= Given records =

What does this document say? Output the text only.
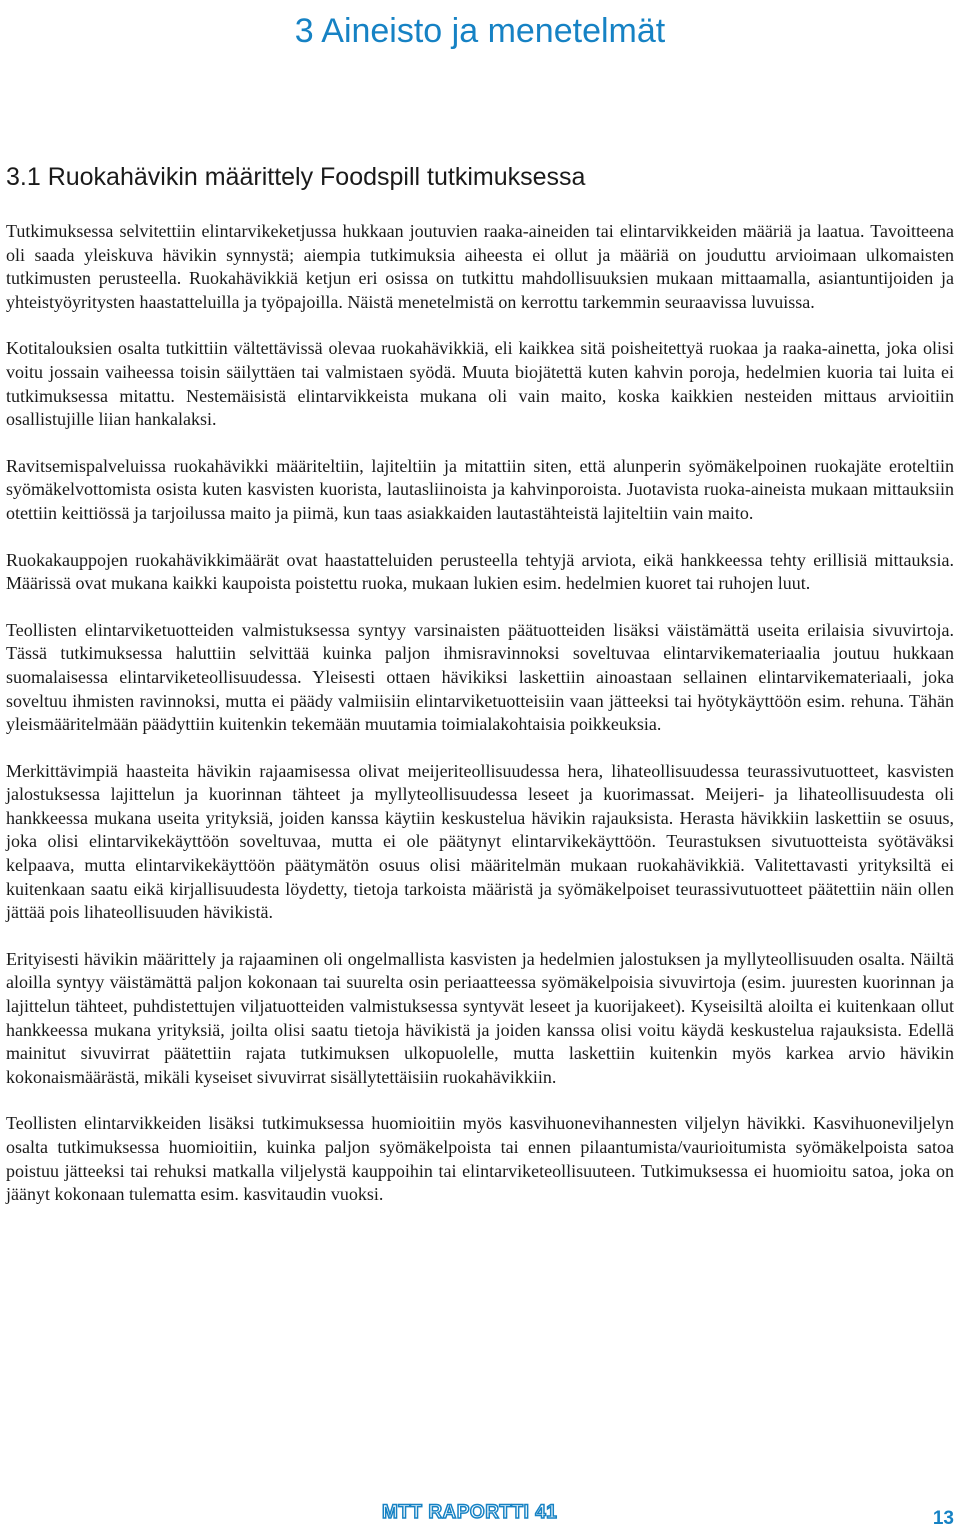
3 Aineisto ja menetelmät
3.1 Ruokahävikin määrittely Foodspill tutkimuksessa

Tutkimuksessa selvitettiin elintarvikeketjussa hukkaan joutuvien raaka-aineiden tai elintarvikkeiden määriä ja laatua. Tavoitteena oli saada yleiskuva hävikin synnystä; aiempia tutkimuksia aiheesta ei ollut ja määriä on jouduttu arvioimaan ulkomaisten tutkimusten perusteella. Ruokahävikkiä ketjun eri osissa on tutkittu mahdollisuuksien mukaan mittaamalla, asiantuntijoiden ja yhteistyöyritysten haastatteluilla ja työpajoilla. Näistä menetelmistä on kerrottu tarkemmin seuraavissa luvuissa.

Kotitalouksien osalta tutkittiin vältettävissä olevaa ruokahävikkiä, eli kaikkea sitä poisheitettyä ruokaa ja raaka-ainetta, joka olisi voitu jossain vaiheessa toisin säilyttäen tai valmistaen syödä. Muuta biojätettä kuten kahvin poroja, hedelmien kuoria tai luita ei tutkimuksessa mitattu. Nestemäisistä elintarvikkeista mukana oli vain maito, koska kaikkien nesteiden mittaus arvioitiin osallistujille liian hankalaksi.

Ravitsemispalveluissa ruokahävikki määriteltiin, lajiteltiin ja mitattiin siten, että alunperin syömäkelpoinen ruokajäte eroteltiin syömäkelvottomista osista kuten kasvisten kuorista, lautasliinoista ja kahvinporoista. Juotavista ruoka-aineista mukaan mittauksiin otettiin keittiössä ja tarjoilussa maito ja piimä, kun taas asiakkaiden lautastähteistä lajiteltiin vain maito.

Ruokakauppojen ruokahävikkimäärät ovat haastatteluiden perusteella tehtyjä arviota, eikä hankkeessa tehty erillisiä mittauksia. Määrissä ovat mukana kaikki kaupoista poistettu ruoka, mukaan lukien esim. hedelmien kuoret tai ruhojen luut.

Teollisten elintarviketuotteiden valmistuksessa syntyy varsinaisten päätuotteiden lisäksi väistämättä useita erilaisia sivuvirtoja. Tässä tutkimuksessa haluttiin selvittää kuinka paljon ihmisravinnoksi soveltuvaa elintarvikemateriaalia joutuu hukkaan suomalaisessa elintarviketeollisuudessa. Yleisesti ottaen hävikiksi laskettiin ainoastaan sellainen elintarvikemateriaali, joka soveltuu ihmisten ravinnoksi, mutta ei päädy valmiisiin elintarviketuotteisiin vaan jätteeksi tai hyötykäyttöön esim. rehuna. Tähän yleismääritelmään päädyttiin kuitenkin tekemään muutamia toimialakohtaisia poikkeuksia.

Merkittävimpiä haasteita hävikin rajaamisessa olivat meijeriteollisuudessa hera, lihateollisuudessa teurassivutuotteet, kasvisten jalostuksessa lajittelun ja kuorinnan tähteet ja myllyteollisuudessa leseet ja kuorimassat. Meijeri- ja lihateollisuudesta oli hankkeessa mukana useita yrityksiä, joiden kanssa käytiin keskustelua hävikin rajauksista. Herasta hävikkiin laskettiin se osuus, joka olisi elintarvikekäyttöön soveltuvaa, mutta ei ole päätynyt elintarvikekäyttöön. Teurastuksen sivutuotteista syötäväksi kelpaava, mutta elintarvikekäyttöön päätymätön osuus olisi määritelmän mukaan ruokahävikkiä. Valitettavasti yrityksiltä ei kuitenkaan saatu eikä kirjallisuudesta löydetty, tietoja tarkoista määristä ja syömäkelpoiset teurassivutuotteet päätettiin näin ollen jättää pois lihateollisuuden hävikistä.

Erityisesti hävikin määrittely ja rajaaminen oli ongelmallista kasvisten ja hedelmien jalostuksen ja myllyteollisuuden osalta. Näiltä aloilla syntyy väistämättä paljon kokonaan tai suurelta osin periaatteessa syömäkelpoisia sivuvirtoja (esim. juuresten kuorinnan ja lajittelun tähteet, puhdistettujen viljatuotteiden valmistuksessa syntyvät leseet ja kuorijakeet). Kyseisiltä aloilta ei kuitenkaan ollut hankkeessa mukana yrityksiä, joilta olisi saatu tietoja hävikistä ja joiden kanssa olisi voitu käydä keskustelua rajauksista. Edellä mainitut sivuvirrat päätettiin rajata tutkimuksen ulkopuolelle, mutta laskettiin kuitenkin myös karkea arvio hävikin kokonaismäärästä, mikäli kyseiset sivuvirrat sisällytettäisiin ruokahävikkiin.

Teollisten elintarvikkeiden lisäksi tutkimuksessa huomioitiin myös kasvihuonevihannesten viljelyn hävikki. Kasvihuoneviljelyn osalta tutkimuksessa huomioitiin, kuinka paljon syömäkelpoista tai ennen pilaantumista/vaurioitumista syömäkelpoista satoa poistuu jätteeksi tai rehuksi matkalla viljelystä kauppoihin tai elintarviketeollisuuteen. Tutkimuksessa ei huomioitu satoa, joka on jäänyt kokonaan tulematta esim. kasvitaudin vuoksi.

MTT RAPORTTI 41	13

= Instructions for the task =
Where a line of the material above holds the string "määrittely", copy that line.

= Answer =
3.1 Ruokahävikin määrittely Foodspill tutkimuksessa
Erityisesti hävikin määrittely ja rajaaminen oli ongelmallista kasvisten ja hedelmien jalostuksen ja myllyteollisuuden osalta. Näiltä aloilla syntyy väistämättä paljon kokonaan tai suurelta osin periaatteessa syömäkelpoisia sivuvirtoja (esim. juuresten kuorinnan ja lajittelun tähteet, puhdistettujen viljatuotteiden valmistuksessa syntyvät leseet ja kuorijakeet). Kyseisiltä aloilta ei kuitenkaan ollut hankkeessa mukana yrityksiä, joilta olisi saatu tietoja hävikistä ja joiden kanssa olisi voitu käydä keskustelua rajauksista. Edellä mainitut sivuvirrat päätettiin rajata tutkimuksen ulkopuolelle, mutta laskettiin kuitenkin myös karkea arvio hävikin kokonaismäärästä, mikäli kyseiset sivuvirrat sisällytettäisiin ruokahävikkiin.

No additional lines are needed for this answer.